• _Raw data_
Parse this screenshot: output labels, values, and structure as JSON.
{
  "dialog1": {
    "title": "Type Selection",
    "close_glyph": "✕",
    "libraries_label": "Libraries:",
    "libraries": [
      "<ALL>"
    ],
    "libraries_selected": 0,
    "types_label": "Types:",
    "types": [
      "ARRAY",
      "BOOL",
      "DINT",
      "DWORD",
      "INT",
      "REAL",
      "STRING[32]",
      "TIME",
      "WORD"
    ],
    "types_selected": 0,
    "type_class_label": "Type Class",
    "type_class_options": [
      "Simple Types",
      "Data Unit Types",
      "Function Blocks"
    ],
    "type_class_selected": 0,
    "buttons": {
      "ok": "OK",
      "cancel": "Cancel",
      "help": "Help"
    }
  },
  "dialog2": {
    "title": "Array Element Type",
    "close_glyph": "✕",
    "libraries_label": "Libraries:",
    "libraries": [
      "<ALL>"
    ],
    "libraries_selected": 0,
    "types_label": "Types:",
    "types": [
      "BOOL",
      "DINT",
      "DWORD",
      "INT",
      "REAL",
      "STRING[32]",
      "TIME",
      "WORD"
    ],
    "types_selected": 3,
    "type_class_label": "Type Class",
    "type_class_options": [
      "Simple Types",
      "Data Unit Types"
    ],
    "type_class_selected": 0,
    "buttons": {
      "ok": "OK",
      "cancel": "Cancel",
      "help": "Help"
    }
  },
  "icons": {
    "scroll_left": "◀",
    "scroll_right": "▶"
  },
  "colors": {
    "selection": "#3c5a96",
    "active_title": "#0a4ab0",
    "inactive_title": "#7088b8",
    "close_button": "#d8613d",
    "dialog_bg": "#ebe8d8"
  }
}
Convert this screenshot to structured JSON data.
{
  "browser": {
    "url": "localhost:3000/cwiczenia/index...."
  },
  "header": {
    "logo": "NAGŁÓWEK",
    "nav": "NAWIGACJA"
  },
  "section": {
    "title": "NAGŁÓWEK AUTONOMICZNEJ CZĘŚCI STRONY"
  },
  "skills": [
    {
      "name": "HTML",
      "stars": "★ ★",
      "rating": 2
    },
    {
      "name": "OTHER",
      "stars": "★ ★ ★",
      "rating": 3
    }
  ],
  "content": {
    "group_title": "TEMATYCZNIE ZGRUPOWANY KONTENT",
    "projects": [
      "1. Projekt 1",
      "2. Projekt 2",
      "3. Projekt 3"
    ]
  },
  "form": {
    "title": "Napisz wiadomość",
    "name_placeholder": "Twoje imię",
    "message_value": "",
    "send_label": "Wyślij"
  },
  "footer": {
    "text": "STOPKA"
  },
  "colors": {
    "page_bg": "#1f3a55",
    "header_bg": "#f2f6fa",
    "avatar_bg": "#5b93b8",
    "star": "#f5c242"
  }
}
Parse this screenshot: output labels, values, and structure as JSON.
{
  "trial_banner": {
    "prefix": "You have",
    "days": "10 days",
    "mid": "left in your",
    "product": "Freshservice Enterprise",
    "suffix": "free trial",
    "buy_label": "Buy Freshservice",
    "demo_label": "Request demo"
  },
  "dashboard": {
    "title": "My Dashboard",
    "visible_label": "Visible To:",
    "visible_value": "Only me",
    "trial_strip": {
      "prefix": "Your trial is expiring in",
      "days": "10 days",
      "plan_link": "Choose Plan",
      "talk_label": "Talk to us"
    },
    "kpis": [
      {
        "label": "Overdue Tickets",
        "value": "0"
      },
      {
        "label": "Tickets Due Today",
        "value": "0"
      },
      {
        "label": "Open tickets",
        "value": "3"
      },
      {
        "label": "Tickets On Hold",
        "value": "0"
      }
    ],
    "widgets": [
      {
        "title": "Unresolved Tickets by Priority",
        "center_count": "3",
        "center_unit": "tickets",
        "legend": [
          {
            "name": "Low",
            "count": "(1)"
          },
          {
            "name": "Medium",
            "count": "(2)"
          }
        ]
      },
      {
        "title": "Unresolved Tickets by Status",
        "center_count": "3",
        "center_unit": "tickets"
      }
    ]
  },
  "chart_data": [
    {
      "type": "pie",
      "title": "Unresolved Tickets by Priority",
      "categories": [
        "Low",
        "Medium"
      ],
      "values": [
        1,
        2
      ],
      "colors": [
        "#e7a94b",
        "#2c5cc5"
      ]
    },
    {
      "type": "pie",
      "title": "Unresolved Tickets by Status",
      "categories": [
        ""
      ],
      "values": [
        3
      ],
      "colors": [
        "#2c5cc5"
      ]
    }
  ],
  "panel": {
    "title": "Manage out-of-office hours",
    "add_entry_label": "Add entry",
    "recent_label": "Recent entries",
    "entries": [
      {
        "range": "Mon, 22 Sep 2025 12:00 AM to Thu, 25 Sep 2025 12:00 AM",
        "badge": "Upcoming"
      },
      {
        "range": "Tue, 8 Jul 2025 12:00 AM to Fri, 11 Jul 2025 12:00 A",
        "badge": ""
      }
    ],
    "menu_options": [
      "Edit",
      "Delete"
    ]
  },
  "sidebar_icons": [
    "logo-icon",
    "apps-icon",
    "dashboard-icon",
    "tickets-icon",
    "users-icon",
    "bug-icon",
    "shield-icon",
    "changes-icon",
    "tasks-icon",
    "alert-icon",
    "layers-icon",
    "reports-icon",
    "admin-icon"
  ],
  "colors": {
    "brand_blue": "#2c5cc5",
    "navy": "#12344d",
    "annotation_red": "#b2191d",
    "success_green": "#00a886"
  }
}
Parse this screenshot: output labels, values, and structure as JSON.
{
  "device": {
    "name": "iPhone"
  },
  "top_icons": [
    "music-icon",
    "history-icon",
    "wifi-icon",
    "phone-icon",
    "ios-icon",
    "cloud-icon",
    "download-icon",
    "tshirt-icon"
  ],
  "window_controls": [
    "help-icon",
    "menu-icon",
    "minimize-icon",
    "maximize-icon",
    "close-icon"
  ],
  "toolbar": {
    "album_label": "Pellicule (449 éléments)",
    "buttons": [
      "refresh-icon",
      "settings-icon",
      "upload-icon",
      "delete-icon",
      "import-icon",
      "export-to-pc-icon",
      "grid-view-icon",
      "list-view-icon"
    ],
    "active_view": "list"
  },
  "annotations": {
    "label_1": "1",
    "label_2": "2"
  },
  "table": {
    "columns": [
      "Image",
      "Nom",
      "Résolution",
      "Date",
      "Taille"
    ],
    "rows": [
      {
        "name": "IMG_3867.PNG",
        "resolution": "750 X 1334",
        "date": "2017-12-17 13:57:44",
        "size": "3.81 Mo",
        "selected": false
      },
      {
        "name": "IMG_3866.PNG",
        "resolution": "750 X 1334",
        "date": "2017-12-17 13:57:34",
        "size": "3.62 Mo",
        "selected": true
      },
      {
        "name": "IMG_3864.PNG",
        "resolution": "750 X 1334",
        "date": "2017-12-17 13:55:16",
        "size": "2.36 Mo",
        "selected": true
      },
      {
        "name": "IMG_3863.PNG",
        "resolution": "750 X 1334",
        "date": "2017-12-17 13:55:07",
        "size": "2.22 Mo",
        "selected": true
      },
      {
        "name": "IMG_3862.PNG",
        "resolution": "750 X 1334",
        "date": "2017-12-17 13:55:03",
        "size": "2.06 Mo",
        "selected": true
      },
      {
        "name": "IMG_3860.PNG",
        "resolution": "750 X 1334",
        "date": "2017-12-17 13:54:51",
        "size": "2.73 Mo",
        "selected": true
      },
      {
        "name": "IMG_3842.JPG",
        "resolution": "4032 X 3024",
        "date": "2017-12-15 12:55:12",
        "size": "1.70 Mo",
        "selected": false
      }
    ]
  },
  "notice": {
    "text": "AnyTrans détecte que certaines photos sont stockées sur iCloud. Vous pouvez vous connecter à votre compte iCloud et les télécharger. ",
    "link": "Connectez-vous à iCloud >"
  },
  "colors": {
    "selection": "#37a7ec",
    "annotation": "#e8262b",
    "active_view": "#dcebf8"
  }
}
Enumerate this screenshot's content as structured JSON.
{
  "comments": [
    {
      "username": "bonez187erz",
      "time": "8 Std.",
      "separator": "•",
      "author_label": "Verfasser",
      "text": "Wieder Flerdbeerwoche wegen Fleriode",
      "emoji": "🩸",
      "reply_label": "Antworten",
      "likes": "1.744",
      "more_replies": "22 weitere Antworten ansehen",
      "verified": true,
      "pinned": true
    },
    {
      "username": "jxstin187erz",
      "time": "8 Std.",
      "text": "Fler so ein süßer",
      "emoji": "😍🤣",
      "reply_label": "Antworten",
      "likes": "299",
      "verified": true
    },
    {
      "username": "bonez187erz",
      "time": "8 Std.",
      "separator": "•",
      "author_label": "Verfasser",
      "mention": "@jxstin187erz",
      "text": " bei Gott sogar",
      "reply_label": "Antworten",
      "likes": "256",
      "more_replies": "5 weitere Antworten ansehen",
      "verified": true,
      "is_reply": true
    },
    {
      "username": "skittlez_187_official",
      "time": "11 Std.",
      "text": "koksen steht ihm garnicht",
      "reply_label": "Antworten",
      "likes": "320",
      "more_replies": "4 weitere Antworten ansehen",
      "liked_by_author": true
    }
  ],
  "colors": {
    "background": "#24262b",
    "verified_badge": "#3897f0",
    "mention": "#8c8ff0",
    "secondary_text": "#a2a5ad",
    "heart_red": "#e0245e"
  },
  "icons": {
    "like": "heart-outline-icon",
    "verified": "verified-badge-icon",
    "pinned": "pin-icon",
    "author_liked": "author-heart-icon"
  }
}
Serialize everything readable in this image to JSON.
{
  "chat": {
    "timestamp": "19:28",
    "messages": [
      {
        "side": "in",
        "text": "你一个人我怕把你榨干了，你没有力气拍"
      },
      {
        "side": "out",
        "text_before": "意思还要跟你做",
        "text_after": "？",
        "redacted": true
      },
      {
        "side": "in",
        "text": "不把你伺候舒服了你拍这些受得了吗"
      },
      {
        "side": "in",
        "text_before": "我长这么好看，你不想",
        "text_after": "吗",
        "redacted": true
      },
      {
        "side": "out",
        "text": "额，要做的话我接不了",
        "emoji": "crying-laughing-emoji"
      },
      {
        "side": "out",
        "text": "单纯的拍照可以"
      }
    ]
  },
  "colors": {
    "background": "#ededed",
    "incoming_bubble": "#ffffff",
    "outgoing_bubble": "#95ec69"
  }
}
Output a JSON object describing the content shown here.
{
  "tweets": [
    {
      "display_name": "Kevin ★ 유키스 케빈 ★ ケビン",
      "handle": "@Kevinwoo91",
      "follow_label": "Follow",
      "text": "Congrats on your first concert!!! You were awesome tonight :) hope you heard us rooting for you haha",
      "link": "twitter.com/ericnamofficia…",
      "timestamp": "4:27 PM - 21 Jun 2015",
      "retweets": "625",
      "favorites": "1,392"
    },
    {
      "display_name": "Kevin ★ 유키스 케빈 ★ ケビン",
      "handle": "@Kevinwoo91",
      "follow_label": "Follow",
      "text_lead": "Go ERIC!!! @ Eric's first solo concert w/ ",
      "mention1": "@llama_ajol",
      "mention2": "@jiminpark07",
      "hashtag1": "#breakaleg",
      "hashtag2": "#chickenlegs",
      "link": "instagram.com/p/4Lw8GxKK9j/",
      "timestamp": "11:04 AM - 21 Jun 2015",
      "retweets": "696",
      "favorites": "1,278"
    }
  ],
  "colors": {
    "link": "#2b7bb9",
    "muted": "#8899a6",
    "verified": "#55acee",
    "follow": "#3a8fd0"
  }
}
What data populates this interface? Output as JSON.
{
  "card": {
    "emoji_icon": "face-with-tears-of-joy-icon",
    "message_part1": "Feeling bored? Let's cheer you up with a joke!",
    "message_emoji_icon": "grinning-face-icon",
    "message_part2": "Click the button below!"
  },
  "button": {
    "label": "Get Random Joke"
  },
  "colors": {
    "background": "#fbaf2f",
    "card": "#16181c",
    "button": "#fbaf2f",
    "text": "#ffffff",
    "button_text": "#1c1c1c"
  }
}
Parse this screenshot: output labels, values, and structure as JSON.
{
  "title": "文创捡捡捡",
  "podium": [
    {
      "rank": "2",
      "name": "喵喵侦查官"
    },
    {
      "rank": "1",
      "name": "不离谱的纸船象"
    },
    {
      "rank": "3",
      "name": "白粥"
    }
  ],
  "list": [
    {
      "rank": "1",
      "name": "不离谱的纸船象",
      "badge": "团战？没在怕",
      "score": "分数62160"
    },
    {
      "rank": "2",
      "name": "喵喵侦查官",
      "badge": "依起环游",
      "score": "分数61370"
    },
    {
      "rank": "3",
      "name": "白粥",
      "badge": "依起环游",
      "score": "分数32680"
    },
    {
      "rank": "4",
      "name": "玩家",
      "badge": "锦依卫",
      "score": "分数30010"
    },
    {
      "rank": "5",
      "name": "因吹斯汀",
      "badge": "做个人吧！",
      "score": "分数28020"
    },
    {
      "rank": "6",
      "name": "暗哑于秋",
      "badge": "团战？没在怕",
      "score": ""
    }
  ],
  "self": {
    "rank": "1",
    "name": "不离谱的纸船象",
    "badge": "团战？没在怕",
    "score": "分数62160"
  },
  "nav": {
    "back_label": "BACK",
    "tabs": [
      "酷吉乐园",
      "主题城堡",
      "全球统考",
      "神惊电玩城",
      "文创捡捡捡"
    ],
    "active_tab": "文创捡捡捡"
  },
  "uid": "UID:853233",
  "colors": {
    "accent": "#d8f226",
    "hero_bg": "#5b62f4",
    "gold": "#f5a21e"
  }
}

• _Given request_
Copy out every line of the data that includes "prefix".

• _Exercise output_
    "prefix": "You have",
      "prefix": "Your trial is expiring in",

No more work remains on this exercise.